→ Challenge
Edit the records below so that every "data-point" becomes "marker", and leave all other text unchanged.

****

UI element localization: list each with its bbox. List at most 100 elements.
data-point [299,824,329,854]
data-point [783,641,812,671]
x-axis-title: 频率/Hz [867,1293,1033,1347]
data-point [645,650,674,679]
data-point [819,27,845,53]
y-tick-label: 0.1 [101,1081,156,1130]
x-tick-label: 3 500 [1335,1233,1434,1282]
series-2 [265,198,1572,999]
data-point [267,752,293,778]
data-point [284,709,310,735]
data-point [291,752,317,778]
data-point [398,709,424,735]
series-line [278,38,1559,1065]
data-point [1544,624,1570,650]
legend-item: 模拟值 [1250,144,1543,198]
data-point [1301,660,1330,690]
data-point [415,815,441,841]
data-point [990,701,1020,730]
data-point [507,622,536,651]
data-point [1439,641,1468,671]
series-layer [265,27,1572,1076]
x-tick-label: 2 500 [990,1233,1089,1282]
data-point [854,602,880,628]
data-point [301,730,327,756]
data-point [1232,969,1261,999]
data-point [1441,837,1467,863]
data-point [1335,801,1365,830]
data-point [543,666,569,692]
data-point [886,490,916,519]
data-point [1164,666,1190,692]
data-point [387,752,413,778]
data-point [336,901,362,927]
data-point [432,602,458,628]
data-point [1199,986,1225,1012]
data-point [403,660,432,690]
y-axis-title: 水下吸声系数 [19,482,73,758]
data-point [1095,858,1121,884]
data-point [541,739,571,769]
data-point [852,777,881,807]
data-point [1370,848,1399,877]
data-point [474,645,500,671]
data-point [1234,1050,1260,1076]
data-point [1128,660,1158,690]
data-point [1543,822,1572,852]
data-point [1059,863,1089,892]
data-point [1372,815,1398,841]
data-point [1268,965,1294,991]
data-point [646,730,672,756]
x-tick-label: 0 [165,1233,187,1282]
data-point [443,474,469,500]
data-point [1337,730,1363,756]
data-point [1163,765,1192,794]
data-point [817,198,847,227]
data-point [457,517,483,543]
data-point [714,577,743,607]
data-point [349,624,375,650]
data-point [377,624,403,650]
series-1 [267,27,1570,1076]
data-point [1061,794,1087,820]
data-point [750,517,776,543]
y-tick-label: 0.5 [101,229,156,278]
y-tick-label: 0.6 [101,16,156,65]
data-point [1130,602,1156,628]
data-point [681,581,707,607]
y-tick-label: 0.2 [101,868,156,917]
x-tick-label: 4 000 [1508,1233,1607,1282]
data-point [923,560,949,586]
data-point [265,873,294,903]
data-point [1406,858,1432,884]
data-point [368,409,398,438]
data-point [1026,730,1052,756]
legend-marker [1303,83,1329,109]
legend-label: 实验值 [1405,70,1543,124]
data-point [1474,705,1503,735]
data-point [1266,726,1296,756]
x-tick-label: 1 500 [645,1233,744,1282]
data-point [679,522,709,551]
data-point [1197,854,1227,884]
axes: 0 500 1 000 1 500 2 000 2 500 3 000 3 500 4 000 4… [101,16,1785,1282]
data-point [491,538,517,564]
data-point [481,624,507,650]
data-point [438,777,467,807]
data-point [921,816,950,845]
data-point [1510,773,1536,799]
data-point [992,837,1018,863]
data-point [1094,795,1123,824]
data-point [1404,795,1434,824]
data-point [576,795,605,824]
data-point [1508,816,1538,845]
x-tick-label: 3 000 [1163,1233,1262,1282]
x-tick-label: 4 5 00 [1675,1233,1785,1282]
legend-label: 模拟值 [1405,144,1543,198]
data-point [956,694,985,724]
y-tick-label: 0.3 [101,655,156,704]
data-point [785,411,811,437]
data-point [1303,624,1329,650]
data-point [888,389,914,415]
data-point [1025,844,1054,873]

****

→ Written response
UI element localization: list each with its bbox. List at most 100 elements.
marker [299,824,329,854]
marker [783,641,812,671]
x-axis-title: 频率/Hz [867,1293,1033,1347]
marker [645,650,674,679]
marker [819,27,845,53]
y-tick-label: 0.1 [101,1081,156,1130]
x-tick-label: 3 500 [1335,1233,1434,1282]
series-2 [265,198,1572,999]
marker [267,752,293,778]
marker [284,709,310,735]
marker [291,752,317,778]
marker [398,709,424,735]
series-line [278,38,1559,1065]
marker [1544,624,1570,650]
legend-item: 模拟值 [1250,144,1543,198]
marker [1301,660,1330,690]
marker [415,815,441,841]
marker [990,701,1020,730]
marker [507,622,536,651]
marker [1439,641,1468,671]
series-layer [265,27,1572,1076]
x-tick-label: 2 500 [990,1233,1089,1282]
marker [854,602,880,628]
marker [301,730,327,756]
marker [1232,969,1261,999]
marker [1441,837,1467,863]
marker [1335,801,1365,830]
marker [543,666,569,692]
marker [886,490,916,519]
marker [1164,666,1190,692]
marker [387,752,413,778]
marker [336,901,362,927]
marker [432,602,458,628]
marker [1199,986,1225,1012]
marker [403,660,432,690]
y-axis-title: 水下吸声系数 [19,482,73,758]
marker [1095,858,1121,884]
marker [541,739,571,769]
marker [852,777,881,807]
marker [1370,848,1399,877]
marker [474,645,500,671]
marker [1234,1050,1260,1076]
marker [1128,660,1158,690]
marker [1543,822,1572,852]
marker [1059,863,1089,892]
marker [1372,815,1398,841]
marker [1268,965,1294,991]
marker [646,730,672,756]
x-tick-label: 0 [165,1233,187,1282]
marker [443,474,469,500]
marker [1337,730,1363,756]
marker [1163,765,1192,794]
marker [817,198,847,227]
marker [457,517,483,543]
marker [714,577,743,607]
marker [349,624,375,650]
marker [377,624,403,650]
series-1 [267,27,1570,1076]
marker [1061,794,1087,820]
marker [750,517,776,543]
y-tick-label: 0.5 [101,229,156,278]
y-tick-label: 0.6 [101,16,156,65]
marker [1130,602,1156,628]
marker [681,581,707,607]
y-tick-label: 0.2 [101,868,156,917]
x-tick-label: 4 000 [1508,1233,1607,1282]
marker [923,560,949,586]
marker [265,873,294,903]
marker [1406,858,1432,884]
marker [368,409,398,438]
marker [1026,730,1052,756]
legend-marker [1303,83,1329,109]
legend-label: 实验值 [1405,70,1543,124]
marker [1474,705,1503,735]
marker [1266,726,1296,756]
x-tick-label: 1 500 [645,1233,744,1282]
marker [679,522,709,551]
marker [1197,854,1227,884]
axes: 0 500 1 000 1 500 2 000 2 500 3 000 3 500 4 000 4… [101,16,1785,1282]
marker [491,538,517,564]
marker [481,624,507,650]
marker [438,777,467,807]
marker [921,816,950,845]
marker [1510,773,1536,799]
marker [992,837,1018,863]
marker [1094,795,1123,824]
marker [1404,795,1434,824]
marker [576,795,605,824]
marker [1508,816,1538,845]
x-tick-label: 3 000 [1163,1233,1262,1282]
x-tick-label: 4 5 00 [1675,1233,1785,1282]
legend-label: 模拟值 [1405,144,1543,198]
marker [956,694,985,724]
y-tick-label: 0.3 [101,655,156,704]
marker [785,411,811,437]
marker [1303,624,1329,650]
marker [888,389,914,415]
marker [1025,844,1054,873]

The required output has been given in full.